> SET EXERCISE: Look for "第十三条" in the listing below. Gather each line that contains it.

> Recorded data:
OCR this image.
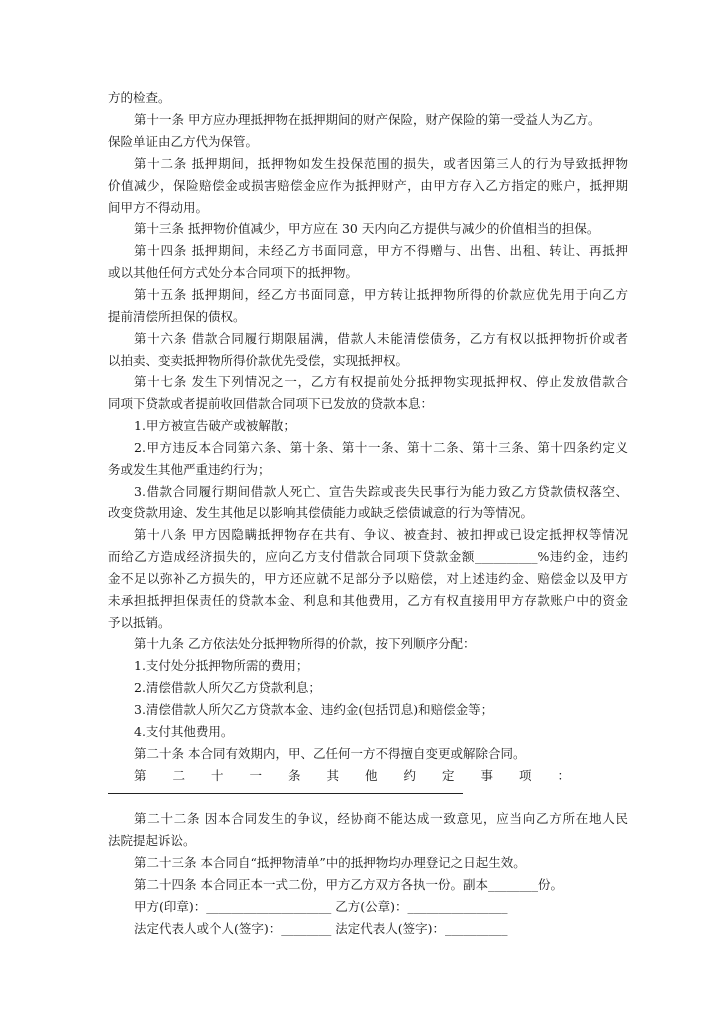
方的检查。
第十一条 甲方应办理抵押物在抵押期间的财产保险，财产保险的第一受益人为乙方。
保险单证由乙方代为保管。
第十二条 抵押期间，抵押物如发生投保范围的损失，或者因第三人的行为导致抵押物
价值减少，保险赔偿金或损害赔偿金应作为抵押财产，由甲方存入乙方指定的账户，抵押期
间甲方不得动用。
第十三条 抵押物价值减少，甲方应在 30 天内向乙方提供与减少的价值相当的担保。
第十四条 抵押期间，未经乙方书面同意，甲方不得赠与、出售、出租、转让、再抵押
或以其他任何方式处分本合同项下的抵押物。
第十五条 抵押期间，经乙方书面同意，甲方转让抵押物所得的价款应优先用于向乙方
提前清偿所担保的债权。
第十六条 借款合同履行期限届满，借款人未能清偿债务，乙方有权以抵押物折价或者
以拍卖、变卖抵押物所得价款优先受偿，实现抵押权。
第十七条 发生下列情况之一，乙方有权提前处分抵押物实现抵押权、停止发放借款合
同项下贷款或者提前收回借款合同项下已发放的贷款本息：
1.甲方被宣告破产或被解散；
2.甲方违反本合同第六条、第十条、第十一条、第十二条、第十三条、第十四条约定义
务或发生其他严重违约行为；
3.借款合同履行期间借款人死亡、宣告失踪或丧失民事行为能力致乙方贷款债权落空、
改变贷款用途、发生其他足以影响其偿债能力或缺乏偿债诚意的行为等情况。
第十八条 甲方因隐瞒抵押物存在共有、争议、被查封、被扣押或已设定抵押权等情况
而给乙方造成经济损失的，应向乙方支付借款合同项下贷款金额__________%违约金，违约
金不足以弥补乙方损失的，甲方还应就不足部分予以赔偿，对上述违约金、赔偿金以及甲方
未承担抵押担保责任的贷款本金、利息和其他费用，乙方有权直接用甲方存款账户中的资金
予以抵销。
第十九条 乙方依法处分抵押物所得的价款，按下列顺序分配：
1.支付处分抵押物所需的费用；
2.清偿借款人所欠乙方贷款利息；
3.清偿借款人所欠乙方贷款本金、违约金(包括罚息)和赔偿金等；
4.支付其他费用。
第二十条 本合同有效期内，甲、乙任何一方不得擅自变更或解除合同。
第二十一条其他约定事项：
第二十二条 因本合同发生的争议，经协商不能达成一致意见，应当向乙方所在地人民
法院提起诉讼。
第二十三条 本合同自“抵押物清单”中的抵押物均办理登记之日起生效。
第二十四条 本合同正本一式二份，甲方乙方双方各执一份。副本________份。
甲方(印章)：____________________ 乙方(公章)：________________
法定代表人或个人(签字)：________ 法定代表人(签字)：__________
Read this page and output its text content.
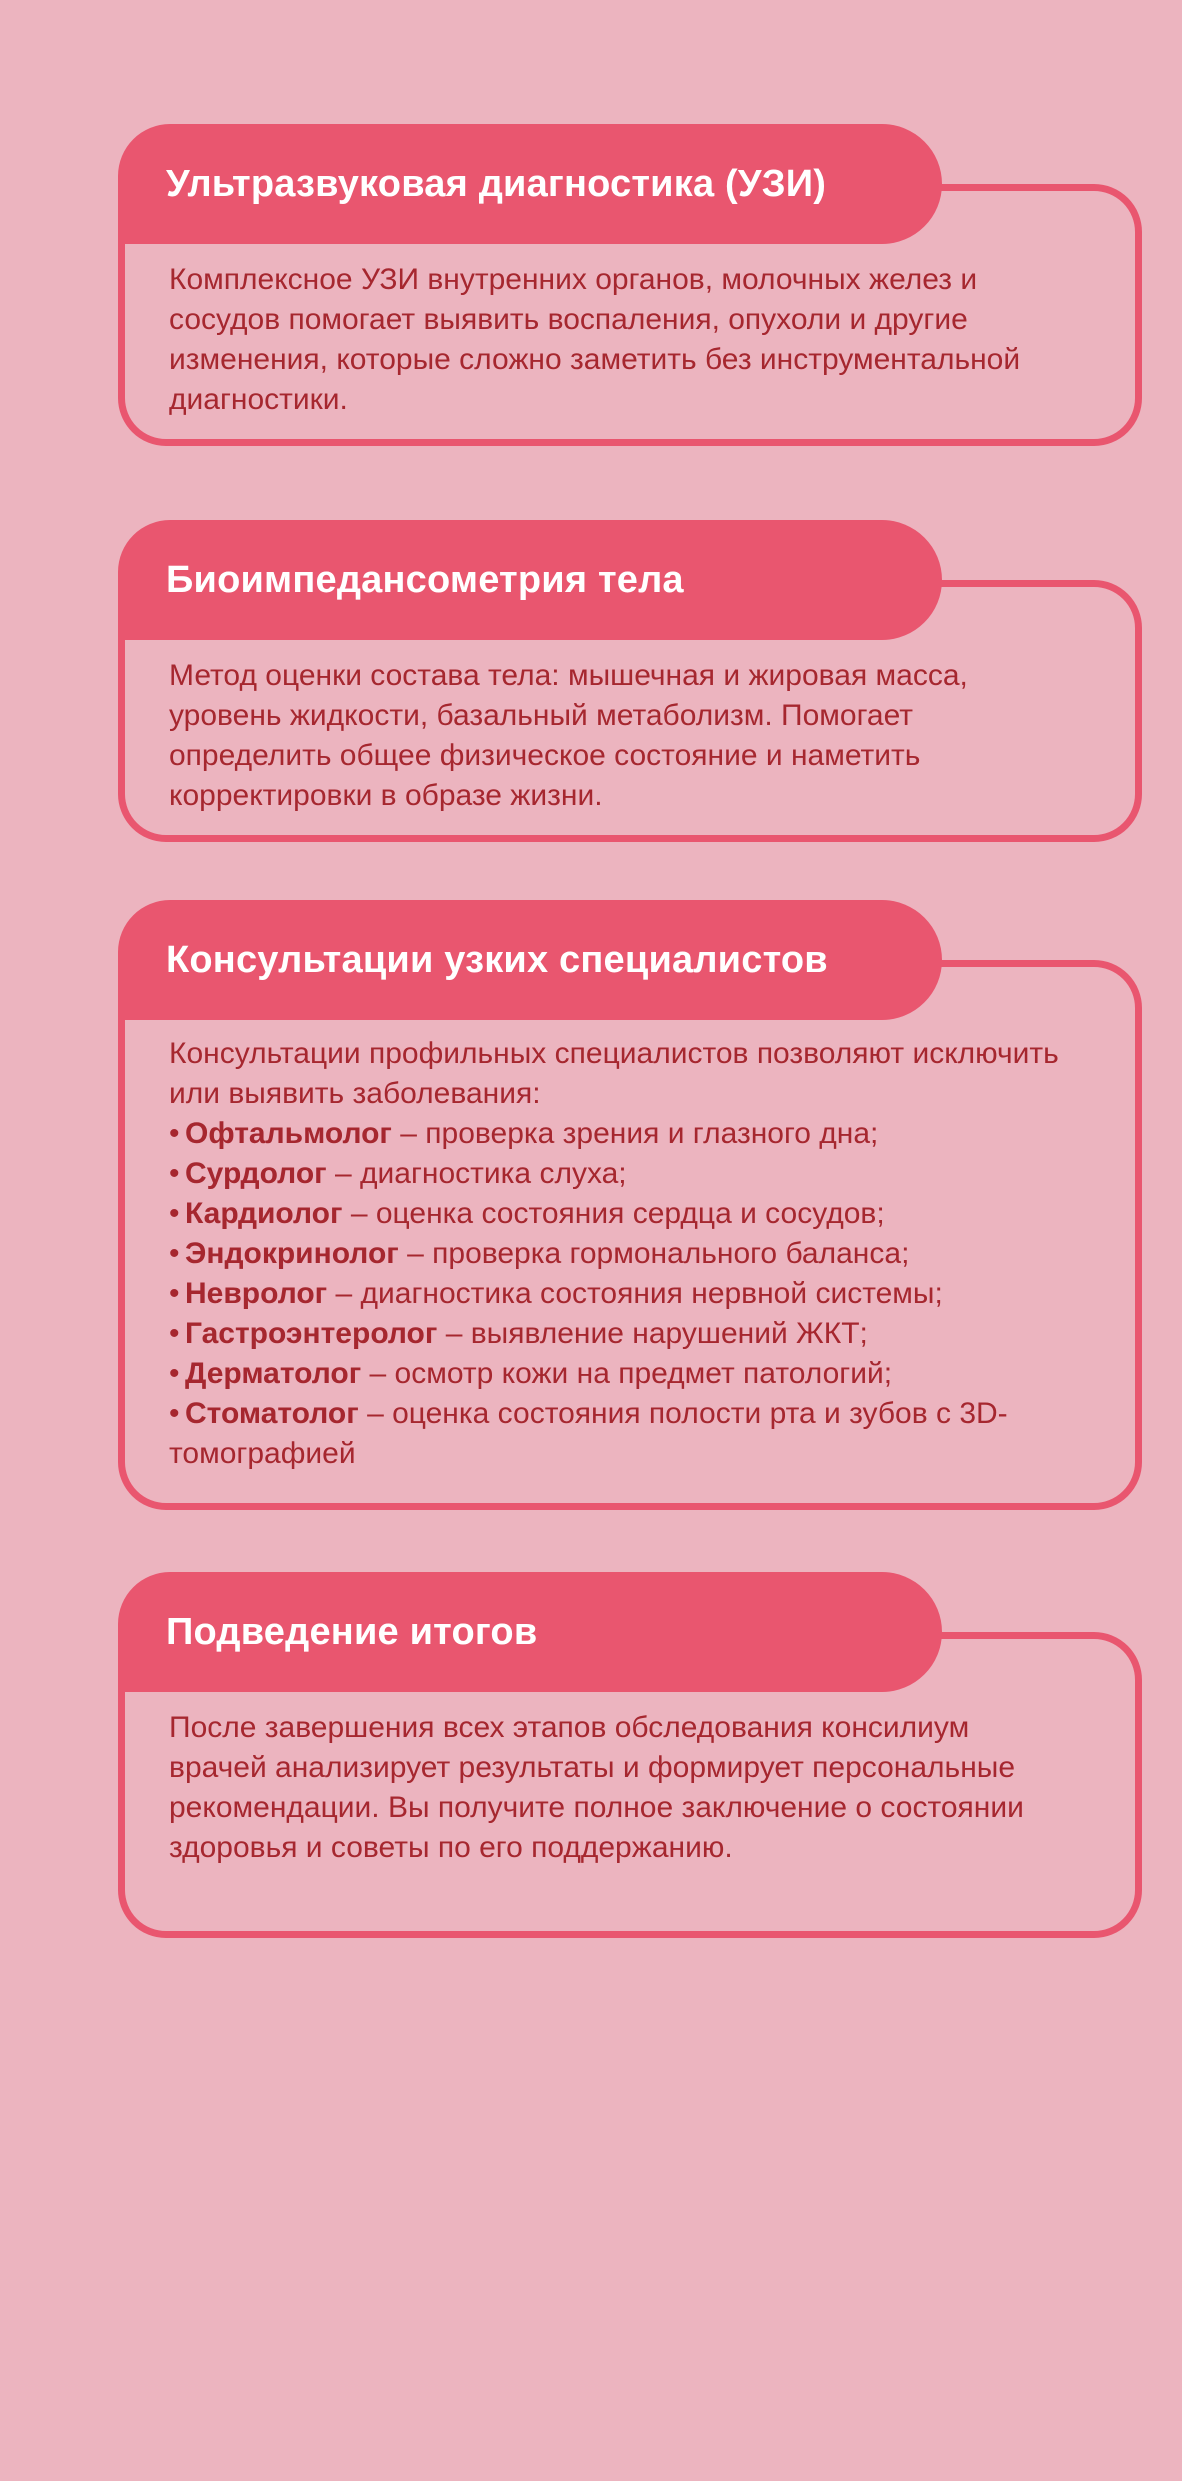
Ультразвуковая диагностика (УЗИ)

Комплексное УЗИ внутренних органов, молочных желез и сосудов помогает выявить воспаления, опухоли и другие изменения, которые сложно заметить без инструментальной диагностики.

Биоимпедансометрия тела

Метод оценки состава тела: мышечная и жировая масса, уровень жидкости, базальный метаболизм. Помогает определить общее физическое состояние и наметить корректировки в образе жизни.

Консультации узких специалистов

Консультации профильных специалистов позволяют исключить или выявить заболевания:

• Офтальмолог – проверка зрения и глазного дна;
• Сурдолог – диагностика слуха;
• Кардиолог – оценка состояния сердца и сосудов;
• Эндокринолог – проверка гормонального баланса;
• Невролог – диагностика состояния нервной системы;
• Гастроэнтеролог – выявление нарушений ЖКТ;
• Дерматолог – осмотр кожи на предмет патологий;
• Стоматолог – оценка состояния полости рта и зубов с 3D-томографией
Подведение итогов

После завершения всех этапов обследования консилиум врачей анализирует результаты и формирует персональные рекомендации. Вы получите полное заключение о состоянии здоровья и советы по его поддержанию.
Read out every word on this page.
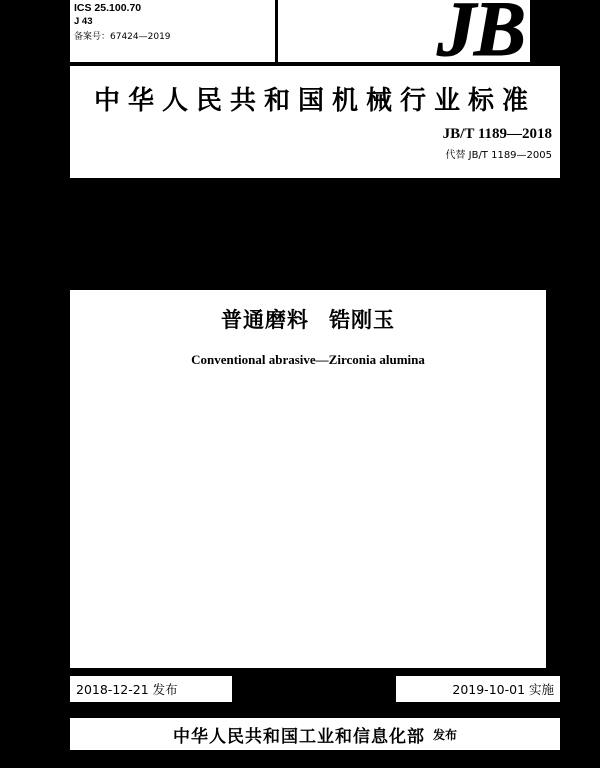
ICS 25.100.70
J 43
备案号：67424—2019	JB
中华人民共和国机械行业标准
JB/T 1189—2018
代替 JB/T 1189—2005
普通磨料 锆刚玉
Conventional abrasive—Zirconia alumina
2018-12-21 发布	2019-10-01 实施
中华人民共和国工业和信息化部 发布
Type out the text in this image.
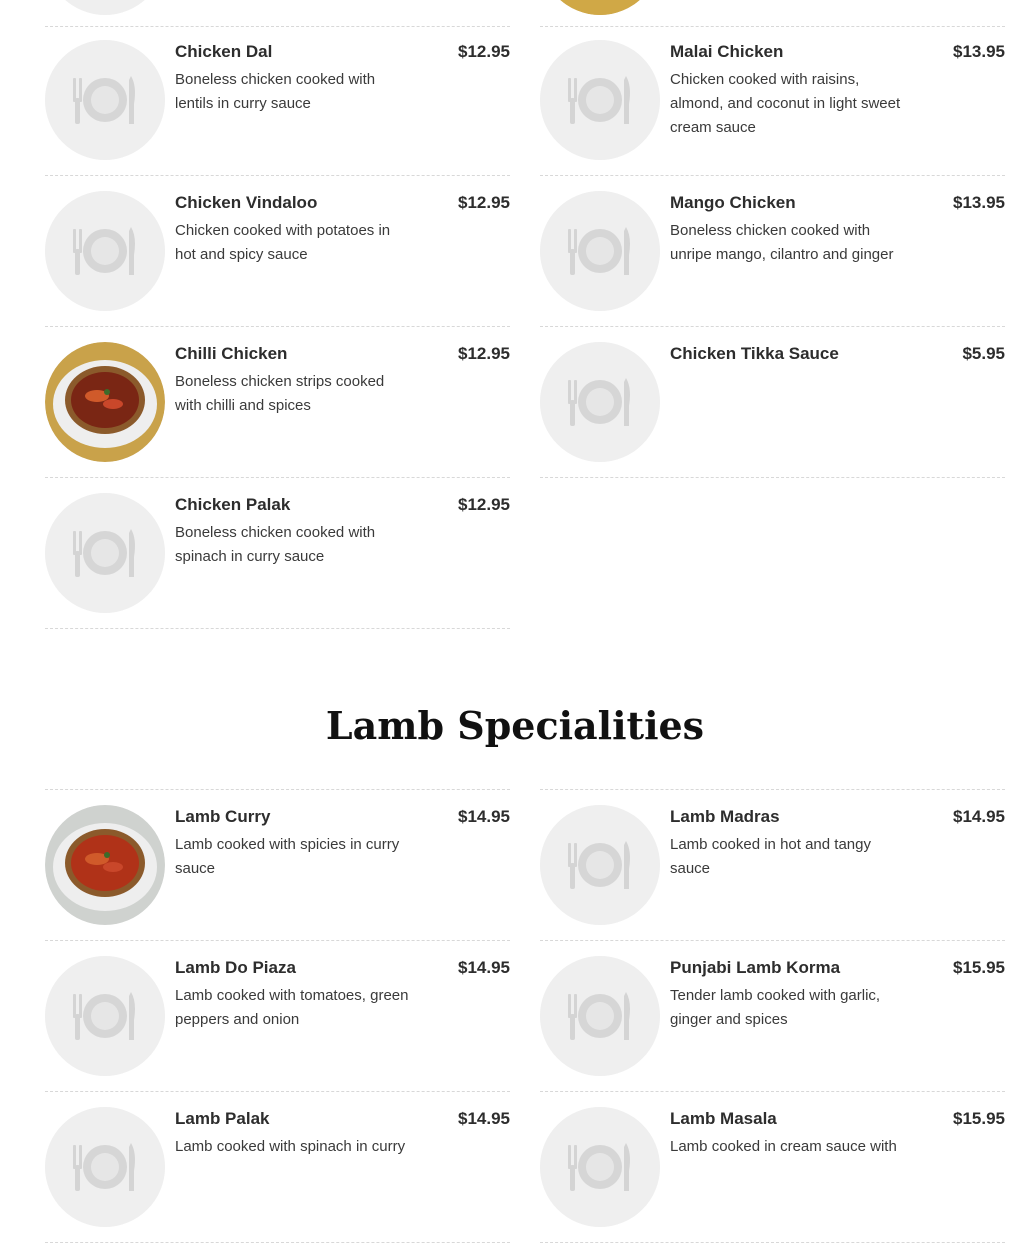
Chicken Dal
Boneless chicken cooked with lentils in curry sauce
$12.95
Chicken Vindaloo
Chicken cooked with potatoes in hot and spicy sauce
$12.95
Chilli Chicken
Boneless chicken strips cooked with chilli and spices
$12.95
Chicken Palak
Boneless chicken cooked with spinach in curry sauce
$12.95
Malai Chicken
Chicken cooked with raisins, almond, and coconut in light sweet cream sauce
$13.95
Mango Chicken
Boneless chicken cooked with unripe mango, cilantro and ginger
$13.95
Chicken Tikka Sauce	$5.95
Lamb Specialities
Lamb Curry
Lamb cooked with spicies in curry sauce
$14.95
Lamb Do Piaza
Lamb cooked with tomatoes, green peppers and onion
$14.95
Lamb Palak
Lamb cooked with spinach in curry
$14.95
Lamb Madras
Lamb cooked in hot and tangy sauce
$14.95
Punjabi Lamb Korma
Tender lamb cooked with garlic, ginger and spices
$15.95
Lamb Masala
Lamb cooked in cream sauce with
$15.95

> RESPONSE TO THE EXERCISE:
第十三条 抵押物价值减少，甲方应在 30 天内向乙方提供与减少的价值相当的担保。
2.甲方违反本合同第六条、第十条、第十一条、第十二条、第十三条、第十四条约定义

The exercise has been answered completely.